*Stated goal:*
Pull each line holding "собственности" out of the entries below.

*A run of records:*
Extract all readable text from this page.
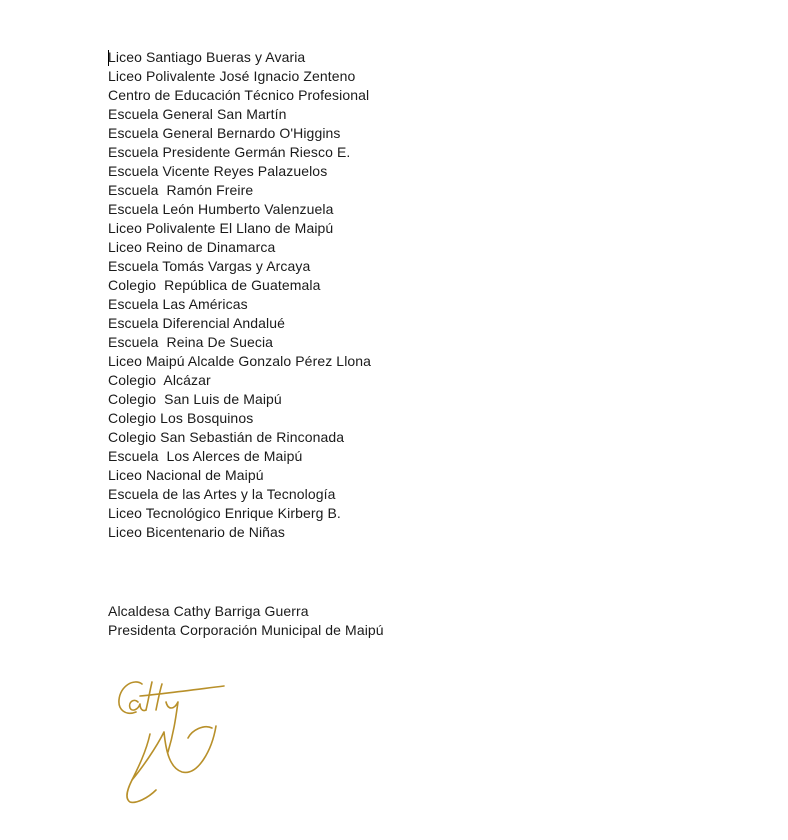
Liceo Santiago Bueras y Avaria
Liceo Polivalente José Ignacio Zenteno
Centro de Educación Técnico Profesional
Escuela General San Martín
Escuela General Bernardo O'Higgins
Escuela Presidente Germán Riesco E.
Escuela Vicente Reyes Palazuelos
Escuela  Ramón Freire
Escuela León Humberto Valenzuela
Liceo Polivalente El Llano de Maipú
Liceo Reino de Dinamarca
Escuela Tomás Vargas y Arcaya
Colegio  República de Guatemala
Escuela Las Américas
Escuela Diferencial Andalué
Escuela  Reina De Suecia
Liceo Maipú Alcalde Gonzalo Pérez Llona
Colegio  Alcázar
Colegio  San Luis de Maipú
Colegio Los Bosquinos
Colegio San Sebastián de Rinconada
Escuela  Los Alerces de Maipú
Liceo Nacional de Maipú
Escuela de las Artes y la Tecnología
Liceo Tecnológico Enrique Kirberg B.
Liceo Bicentenario de Niñas
Alcaldesa Cathy Barriga Guerra
Presidenta Corporación Municipal de Maipú
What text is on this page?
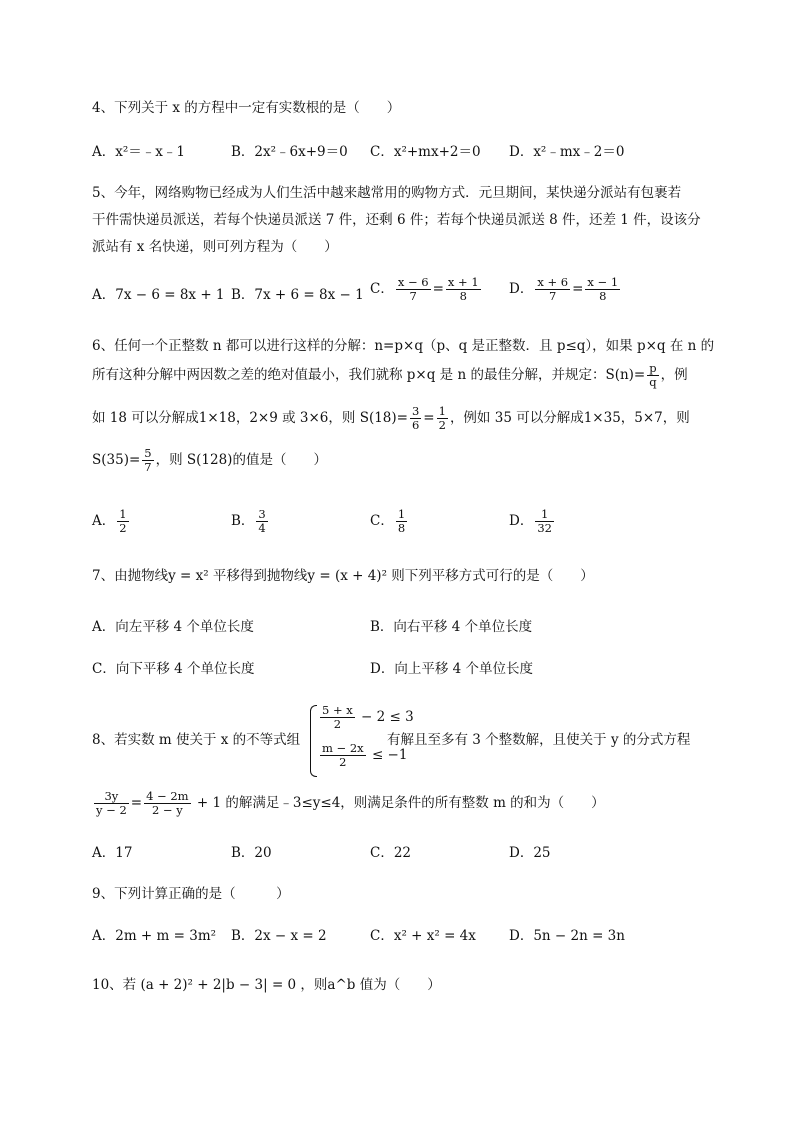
4、下列关于 x 的方程中一定有实数根的是（　　）
A．x²＝﹣x﹣1	B．2x²﹣6x+9＝0 C．x²+mx+2＝0 D．x²﹣mx﹣2＝0
5、今年，网络购物已经成为人们生活中越来越常用的购物方式．元旦期间，某快递分派站有包裹若
干件需快递员派送，若每个快递员派送 7 件，还剩 6 件；若每个快递员派送 8 件，还差 1 件，设该分
派站有 x 名快递，则可列方程为（　　）
A．7x − 6 = 8x + 1 B．7x + 6 = 8x − 1 C． $\frac{x - 6}{7} = \frac{x + 1}{8}$ D． $\frac{x + 6}{7} = \frac{x - 1}{8}$
6、任何一个正整数 n 都可以进行这样的分解：n=p×q（p、q 是正整数．且 p≤q），如果 p×q 在 n 的
所有这种分解中两因数之差的绝对值最小，我们就称 p×q 是 n 的最佳分解，并规定：$S(n)= \frac{p}{q}$ ，例
如 18 可以分解成1×18，2×9 或 3×6，则 $S(18)= \frac{3}{6} = \frac{1}{2}$ ，例如 35 可以分解成1×35，5×7，则
$S(35)= \frac{5}{7}$ ，则 S(128)的值是（　　）
A． $\frac{1}{2}$	B． $\frac{3}{4}$	C． $\frac{1}{8}$	D． $\frac{1}{32}$
7、由抛物线y = x² 平移得到抛物线y = (x + 4)² 则下列平移方式可行的是（　　）
A．向左平移 4 个单位长度	B．向右平移 4 个单位长度
C．向下平移 4 个单位长度	D．向上平移 4 个单位长度
8、若实数 m 使关于 x 的不等式组
$\frac{5 + x}{2} - 2 \le 3$
$\frac{m - 2x}{2} \le -1$
有解且至多有 3 个整数解，且使关于 y 的分式方程
$\frac{3y}{y - 2} = \frac{4 - 2m}{2 - y} + 1$ 的解满足﹣3≤y≤4，则满足条件的所有整数 m 的和为（　　）
A．17	B．20	C．22	D．25
9、下列计算正确的是（　　　）
A．2m + m = 3m² B．2x − x = 2	C．x² + x² = 4x D．5n − 2n = 3n
10、若 (a + 2)² + 2|b − 3| = 0 ，则a^b 值为（　　）
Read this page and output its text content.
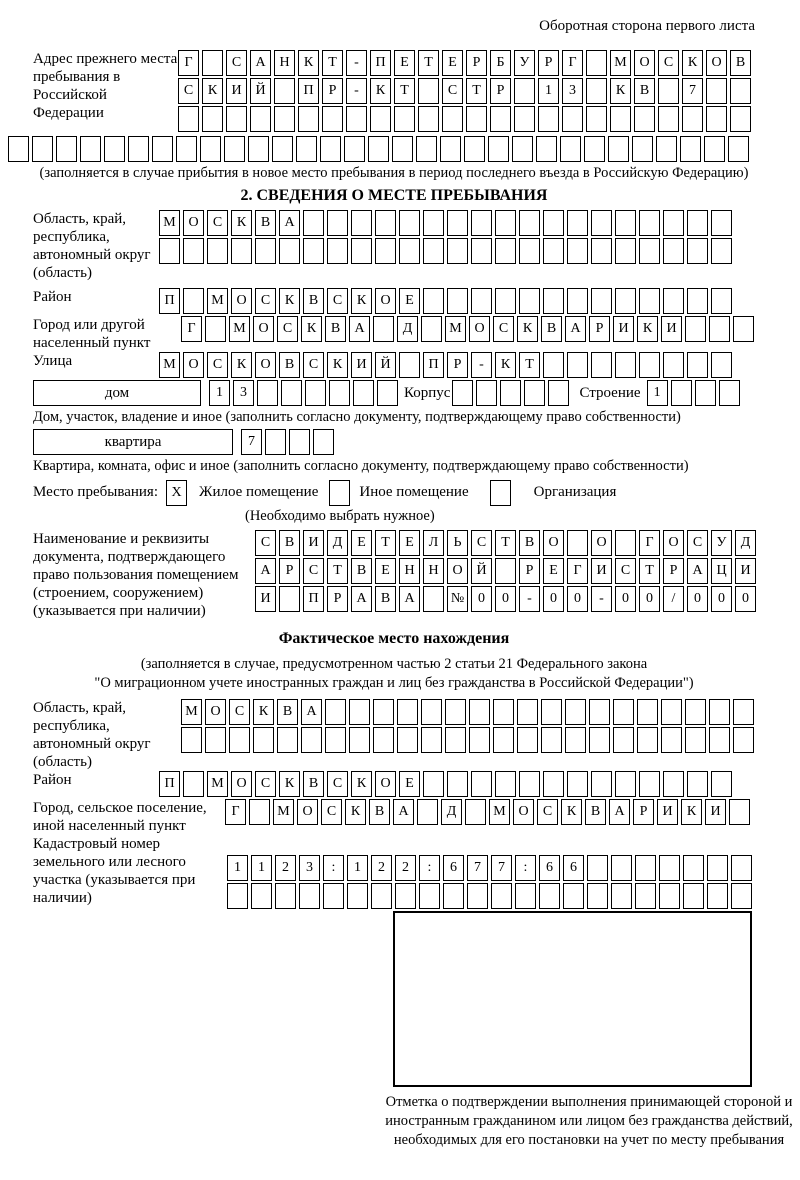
Оборотная сторона первого листа
Адрес прежнего места пребывания в Российской Федерации
Г	С	А Н	К	Т	-	П	Е	Т	Е	Р	Б	У	Р	Г	М О	С	К	О	В
С	К	И Й	П	Р	-	К	Т	С	Т	Р	1	3	К	В	7
(заполняется в случае прибытия в новое место пребывания в период последнего въезда в Российскую Федерацию)
2. СВЕДЕНИЯ О МЕСТЕ ПРЕБЫВАНИЯ
Область, край, республика, автономный округ (область)
М О	С	К	В	А
Район	П	М О	С	К	В	С	К	О	Е
Город или другой населенный пункт
Г	М О	С	К	В	А	Д	М О	С	К	В	А	Р	И	К	И
Улица	М О	С	К	О	В	С	К	И Й	П	Р	-	К	Т
дом	1	3	Корпус	Строение 1
Дом, участок, владение и иное (заполнить согласно документу, подтверждающему право собственности)
квартира	7
Квартира, комната, офис и иное (заполнить согласно документу, подтверждающему право собственности)
Место пребывания: X	Жилое помещение	Иное помещение	Организация
(Необходимо выбрать нужное)
Наименование и реквизиты документа, подтверждающего право пользования помещением (строением, сооружением) (указывается при наличии)
С	В	И	Д	Е	Т	Е	Л	Ь	С	Т	В	О	О	Г	О	С	У	Д
А	Р	С	Т	В	Е	Н Н О Й	Р	Е	Г	И	С	Т	Р	А Ц И
И	П	Р	А	В	А	№ 0	0	-	0	0	-	0	0	/	0	0	0
Фактическое место нахождения
(заполняется в случае, предусмотренном частью 2 статьи 21 Федерального закона
"О миграционном учете иностранных граждан и лиц без гражданства в Российской Федерации")
Область, край, республика, автономный округ (область)
М О	С	К	В	А
Район	П	М О	С	К	В	С	К	О	Е
Город, сельское поселение, иной населенный пункт
Г	М О	С	К	В	А	Д	М О	С	К	В	А	Р	И	К	И
Кадастровый номер земельного или лесного участка (указывается при наличии)
1	1	2	3	:	1	2	2	:	6	7	7	:	6	6
Отметка о подтверждении выполнения принимающей стороной и иностранным гражданином или лицом без гражданства действий, необходимых для его постановки на учет по месту пребывания
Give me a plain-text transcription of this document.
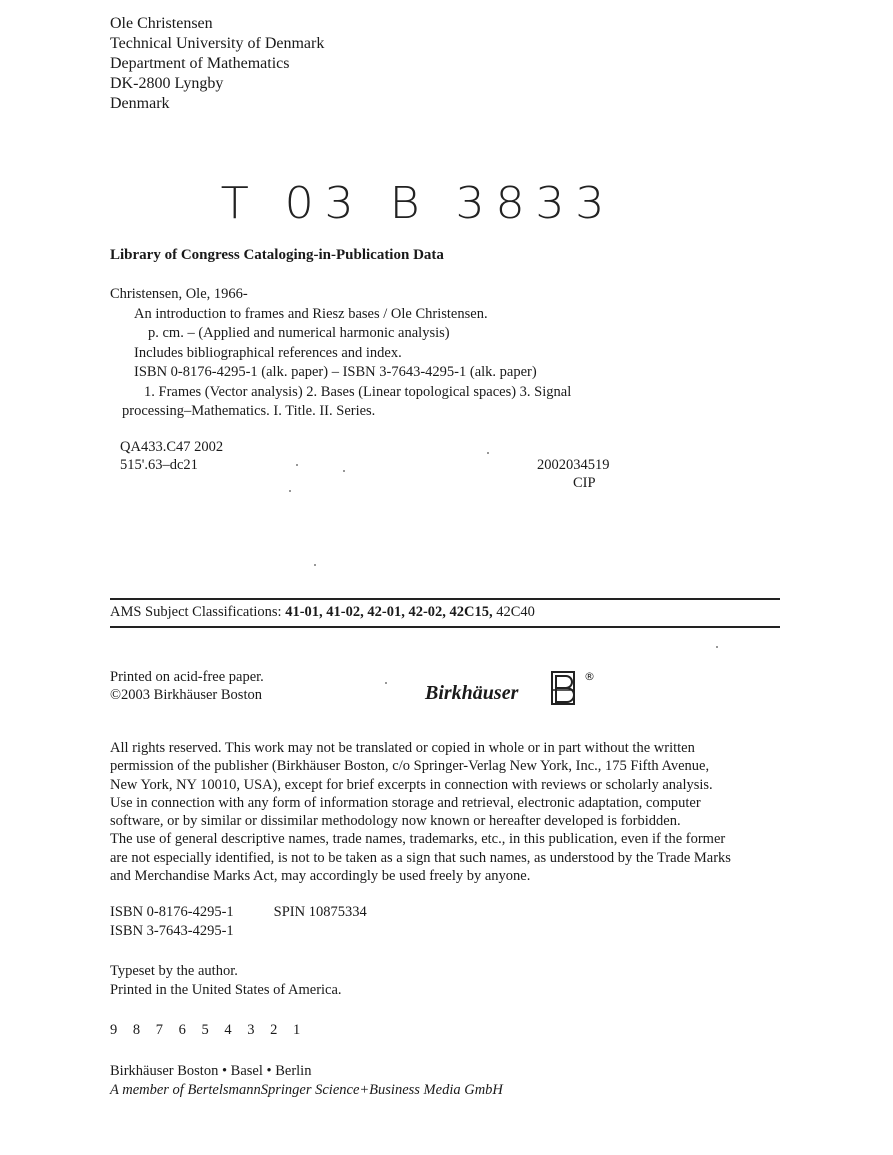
Ole Christensen
Technical University of Denmark
Department of Mathematics
DK-2800 Lyngby
Denmark
T 03 B 3833
Library of Congress Cataloging-in-Publication Data
Christensen, Ole, 1966-
An introduction to frames and Riesz bases / Ole Christensen.
p. cm. – (Applied and numerical harmonic analysis)
Includes bibliographical references and index.
ISBN 0-8176-4295-1 (alk. paper) – ISBN 3-7643-4295-1 (alk. paper)
1. Frames (Vector analysis) 2. Bases (Linear topological spaces) 3. Signal
processing–Mathematics. I. Title. II. Series.
QA433.C47 2002
515'.63–dc21	2002034519
CIP
AMS Subject Classifications: 41-01, 41-02, 42-01, 42-02, 42C15, 42C40
Printed on acid-free paper.
©2003 Birkhäuser Boston	Birkhäuser
®
All rights reserved. This work may not be translated or copied in whole or in part without the written
permission of the publisher (Birkhäuser Boston, c/o Springer-Verlag New York, Inc., 175 Fifth Avenue,
New York, NY 10010, USA), except for brief excerpts in connection with reviews or scholarly analysis.
Use in connection with any form of information storage and retrieval, electronic adaptation, computer
software, or by similar or dissimilar methodology now known or hereafter developed is forbidden.
The use of general descriptive names, trade names, trademarks, etc., in this publication, even if the former
are not especially identified, is not to be taken as a sign that such names, as understood by the Trade Marks
and Merchandise Marks Act, may accordingly be used freely by anyone.
ISBN 0-8176-4295-1	SPIN 10875334
ISBN 3-7643-4295-1
Typeset by the author.
Printed in the United States of America.
9 8 7 6 5 4 3 2 1
Birkhäuser Boston • Basel • Berlin
A member of BertelsmannSpringer Science+Business Media GmbH
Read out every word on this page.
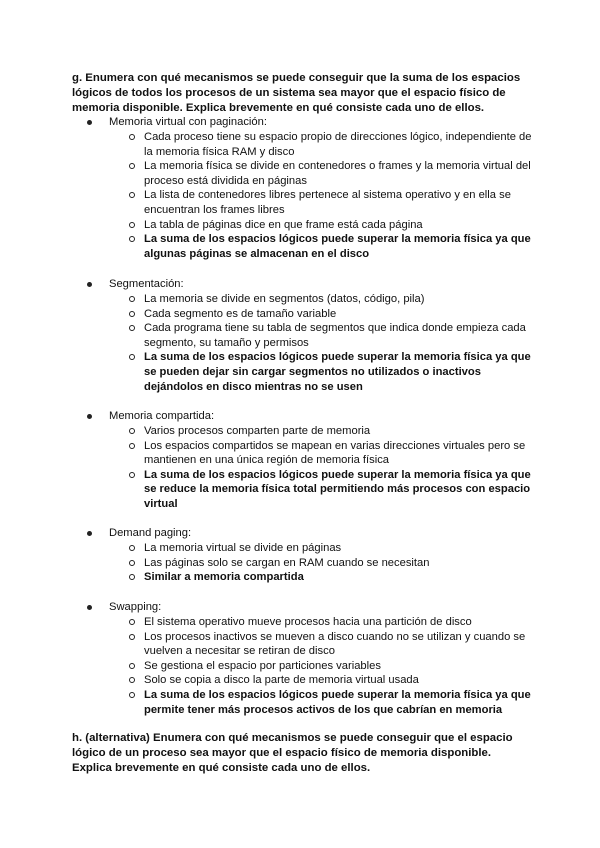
g. Enumera con qué mecanismos se puede conseguir que la suma de los espacios lógicos de todos los procesos de un sistema sea mayor que el espacio físico de memoria disponible. Explica brevemente en qué consiste cada uno de ellos.
Memoria virtual con paginación:
Cada proceso tiene su espacio propio de direcciones lógico, independiente de la memoria física RAM y disco
La memoria física se divide en contenedores o frames y la memoria virtual del proceso está dividida en páginas
La lista de contenedores libres pertenece al sistema operativo y en ella se encuentran los frames libres
La tabla de páginas dice en que frame está cada página
La suma de los espacios lógicos puede superar la memoria física ya que algunas páginas se almacenan en el disco
Segmentación:
La memoria se divide en segmentos (datos, código, pila)
Cada segmento es de tamaño variable
Cada programa tiene su tabla de segmentos que indica donde empieza cada segmento, su tamaño y permisos
La suma de los espacios lógicos puede superar la memoria física ya que se pueden dejar sin cargar segmentos no utilizados o inactivos dejándolos en disco mientras no se usen
Memoria compartida:
Varios procesos comparten parte de memoria
Los espacios compartidos se mapean en varias direcciones virtuales pero se mantienen en una única región de memoria física
La suma de los espacios lógicos puede superar la memoria física ya que se reduce la memoria física total permitiendo más procesos con espacio virtual
Demand paging:
La memoria virtual se divide en páginas
Las páginas solo se cargan en RAM cuando se necesitan
Similar a memoria compartida
Swapping:
El sistema operativo mueve procesos hacia una partición de disco
Los procesos inactivos se mueven a disco cuando no se utilizan y cuando se vuelven a necesitar se retiran de disco
Se gestiona el espacio por particiones variables
Solo se copia a disco la parte de memoria virtual usada
La suma de los espacios lógicos puede superar la memoria física ya que permite tener más procesos activos de los que cabrían en memoria
h. (alternativa) Enumera con qué mecanismos se puede conseguir que el espacio lógico de un proceso sea mayor que el espacio físico de memoria disponible. Explica brevemente en qué consiste cada uno de ellos.
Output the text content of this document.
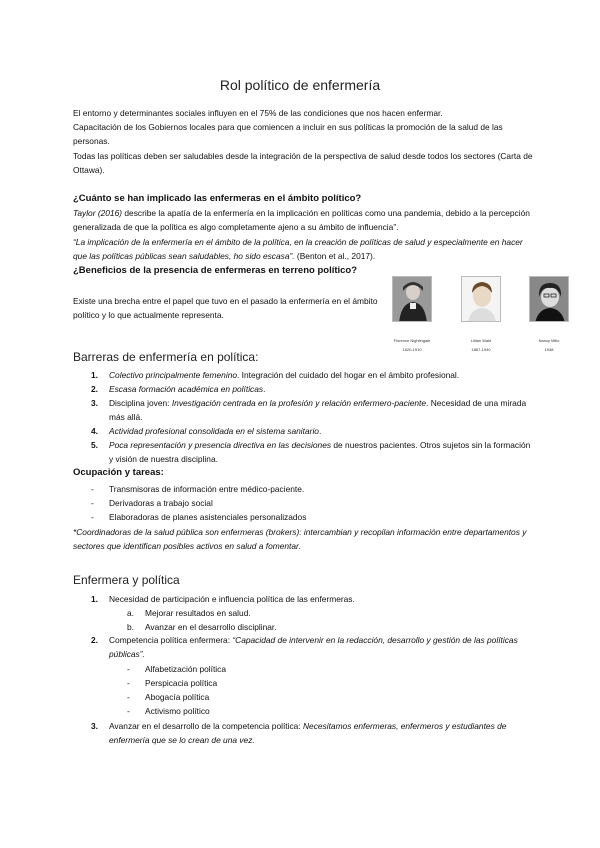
Rol político de enfermería
El entorno y determinantes sociales influyen en el 75% de las condiciones que nos hacen enfermar.
Capacitación de los Gobiernos locales para que comiencen a incluir en sus políticas la promoción de la salud de las personas.
Todas las políticas deben ser saludables desde la integración de la perspectiva de salud desde todos los sectores (Carta de Ottawa).
¿Cuánto se han implicado las enfermeras en el ámbito político?
Taylor (2016) describe la apatía de la enfermería en la implicación en políticas como una pandemia, debido a la percepción generalizada de que la política es algo completamente ajeno a su ámbito de influencia”.
“La implicación de la enfermería en el ámbito de la política, en la creación de políticas de salud y especialmente en hacer que las políticas públicas sean saludables, ho sido escasa”. (Benton et al., 2017).
¿Beneficios de la presencia de enfermeras en terreno político?
Existe una brecha entre el papel que tuvo en el pasado la enfermería en el ámbito político y lo que actualmente representa.
Florence Nightingale
1820-1910
Lillian Wald
1867-1940
Nancy Milio
1938
Barreras de enfermería en política:
1. Colectivo principalmente femenino. Integración del cuidado del hogar en el ámbito profesional.
2. Escasa formación académica en políticas.
3. Disciplina joven: Investigación centrada en la profesión y relación enfermero-paciente. Necesidad de una mirada más allá.
4. Actividad profesional consolidada en el sistema sanitario.
5. Poca representación y presencia directiva en las decisiones de nuestros pacientes. Otros sujetos sin la formación y visión de nuestra disciplina.
Ocupación y tareas:
- Transmisoras de información entre médico-paciente.
- Derivadoras a trabajo social
- Elaboradoras de planes asistenciales personalizados
*Coordinadoras de la salud pública son enfermeras (brokers): intercambian y recopilan información entre departamentos y sectores que identifican posibles activos en salud a fomentar.
Enfermera y política
1. Necesidad de participación e influencia política de las enfermeras.
a. Mejorar resultados en salud.
b. Avanzar en el desarrollo disciplinar.
2. Competencia política enfermera: “Capacidad de intervenir en la redacción, desarrollo y gestión de las políticas públicas”.
- Alfabetización política
- Perspicacia política
- Abogacía política
- Activismo político
3. Avanzar en el desarrollo de la competencia política: Necesitamos enfermeras, enfermeros y estudiantes de enfermería que se lo crean de una vez.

*Expected answer:*
Дом, участок, владение и иное (заполнить согласно документу, подтверждающему право собственности)
Квартира, комната, офис и иное (заполнить согласно документу, подтверждающему право собственности)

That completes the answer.